• GIVEN TASK:
Tally the lines that contain "beautiful" and report the total alone.

• EXTRACTED ENTRIES:

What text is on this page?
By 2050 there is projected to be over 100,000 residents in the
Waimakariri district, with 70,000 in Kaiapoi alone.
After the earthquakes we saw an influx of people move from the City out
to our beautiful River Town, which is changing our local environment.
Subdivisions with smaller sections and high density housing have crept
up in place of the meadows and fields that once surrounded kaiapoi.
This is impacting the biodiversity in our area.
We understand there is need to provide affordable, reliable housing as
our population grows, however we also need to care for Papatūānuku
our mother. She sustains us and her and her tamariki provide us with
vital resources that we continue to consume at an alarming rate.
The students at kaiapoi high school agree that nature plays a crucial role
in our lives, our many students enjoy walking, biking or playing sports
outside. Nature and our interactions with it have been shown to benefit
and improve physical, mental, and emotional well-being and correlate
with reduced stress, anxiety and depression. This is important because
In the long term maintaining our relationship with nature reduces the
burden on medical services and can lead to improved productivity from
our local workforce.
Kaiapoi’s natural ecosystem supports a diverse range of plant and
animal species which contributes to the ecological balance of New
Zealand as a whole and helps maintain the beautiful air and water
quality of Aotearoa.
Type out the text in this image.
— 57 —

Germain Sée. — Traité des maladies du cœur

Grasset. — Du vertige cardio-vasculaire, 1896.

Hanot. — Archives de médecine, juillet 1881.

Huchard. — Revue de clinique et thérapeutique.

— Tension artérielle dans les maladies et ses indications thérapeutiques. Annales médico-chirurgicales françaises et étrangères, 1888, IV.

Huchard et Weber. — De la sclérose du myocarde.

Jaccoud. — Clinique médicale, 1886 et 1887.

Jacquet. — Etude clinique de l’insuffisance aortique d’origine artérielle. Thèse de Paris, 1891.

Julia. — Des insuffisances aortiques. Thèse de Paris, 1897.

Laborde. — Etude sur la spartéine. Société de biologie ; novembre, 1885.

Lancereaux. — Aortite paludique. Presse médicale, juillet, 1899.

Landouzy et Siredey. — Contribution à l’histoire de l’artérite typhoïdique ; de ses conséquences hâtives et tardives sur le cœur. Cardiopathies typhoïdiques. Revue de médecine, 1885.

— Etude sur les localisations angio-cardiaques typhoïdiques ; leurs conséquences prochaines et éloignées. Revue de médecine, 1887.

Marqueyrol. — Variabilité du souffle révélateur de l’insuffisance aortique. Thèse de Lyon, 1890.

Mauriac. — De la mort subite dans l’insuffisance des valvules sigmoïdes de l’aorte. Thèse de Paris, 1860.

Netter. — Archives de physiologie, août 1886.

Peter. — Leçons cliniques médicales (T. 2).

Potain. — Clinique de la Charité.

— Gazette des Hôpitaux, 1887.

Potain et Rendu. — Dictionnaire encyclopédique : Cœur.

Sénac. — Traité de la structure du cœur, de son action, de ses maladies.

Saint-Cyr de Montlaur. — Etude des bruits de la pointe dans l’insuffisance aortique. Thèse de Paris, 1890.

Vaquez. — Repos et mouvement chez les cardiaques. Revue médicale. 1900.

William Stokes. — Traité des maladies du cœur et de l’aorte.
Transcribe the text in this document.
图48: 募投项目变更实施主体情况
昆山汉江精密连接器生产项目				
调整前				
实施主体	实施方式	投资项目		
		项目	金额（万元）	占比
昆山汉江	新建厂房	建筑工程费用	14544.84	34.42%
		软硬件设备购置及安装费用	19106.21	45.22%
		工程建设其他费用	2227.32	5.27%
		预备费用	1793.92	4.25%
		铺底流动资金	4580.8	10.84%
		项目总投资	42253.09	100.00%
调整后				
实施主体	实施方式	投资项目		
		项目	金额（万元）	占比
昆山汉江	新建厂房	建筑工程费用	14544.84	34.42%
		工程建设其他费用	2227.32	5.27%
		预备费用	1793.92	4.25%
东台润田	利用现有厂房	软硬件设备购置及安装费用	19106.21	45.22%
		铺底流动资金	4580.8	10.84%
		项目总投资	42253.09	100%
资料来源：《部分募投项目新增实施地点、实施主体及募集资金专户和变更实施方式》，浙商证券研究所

• REPLY:
2